(Stored records)

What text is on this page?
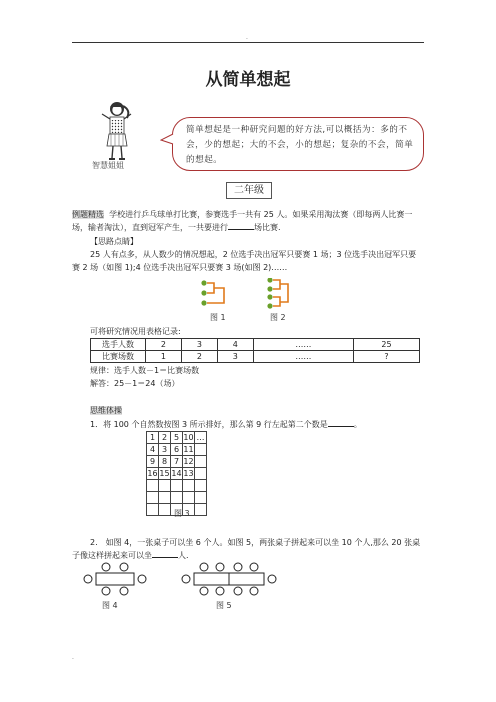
.
从简单想起
智慧姐姐
简单想起是一种研究问题的好方法,可以概括为：多的不会，少的想起；大的不会，小的想起；复杂的不会，简单的想起。
二年级
例题精选 学校进行乒乓球单打比赛，参赛选手一共有 25 人。如果采用淘汰赛（即每两人比赛一场，输者淘汰），直到冠军产生，一共要进行	场比赛.
【思路点睛】
25 人有点多，从人数少的情况想起，2 位选手决出冠军只要赛 1 场；3 位选手决出冠军只要赛 2 场（如图 1);4 位选手决出冠军只要赛 3 场(如图 2)……
图 1	图 2
可将研究情况用表格记录:
选手人数	2	3	4	……	25
比赛场数	1	2	3	……	?
规律：选手人数－1＝比赛场数
解答：25－1＝24（场）
思维体操
1．将 100 个自然数按图 3 所示排好，那么第 9 行左起第二个数是	。
1	2	5	10	…
4	3	6	11	
9	8	7	12	
16	15	14	13	

图 3
2.　如图 4，一张桌子可以坐 6 个人。如图 5，两张桌子拼起来可以坐 10 个人,那么 20 张桌子像这样拼起来可以坐	人.
图 4	图 5
.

> _DO THIS_:
Set each line of the records down exactly, leaving every picture out.

> _SOLUTION FOR THIS TASK_:
What text is on this page?
.
从简单想起
智慧姐姐
简单想起是一种研究问题的好方法,可以概括为：多的不会，少的想起；大的不会，小的想起；复杂的不会，简单的想起。
二年级
例题精选 学校进行乒乓球单打比赛，参赛选手一共有 25 人。如果采用淘汰赛（即每两人比赛一场，输者淘汰），直到冠军产生，一共要进行	场比赛.
【思路点睛】
25 人有点多，从人数少的情况想起，2 位选手决出冠军只要赛 1 场；3 位选手决出冠军只要赛 2 场（如图 1);4 位选手决出冠军只要赛 3 场(如图 2)……
图 1	图 2
可将研究情况用表格记录:
选手人数	2	3	4	……	25
比赛场数	1	2	3	……	?
规律：选手人数－1＝比赛场数
解答：25－1＝24（场）
思维体操
1．将 100 个自然数按图 3 所示排好，那么第 9 行左起第二个数是	。
1	2	5	10	…
4	3	6	11	
9	8	7	12	
16	15	14	13	

图 3
2.　如图 4，一张桌子可以坐 6 个人。如图 5，两张桌子拼起来可以坐 10 个人,那么 20 张桌子像这样拼起来可以坐	人.
图 4	图 5
.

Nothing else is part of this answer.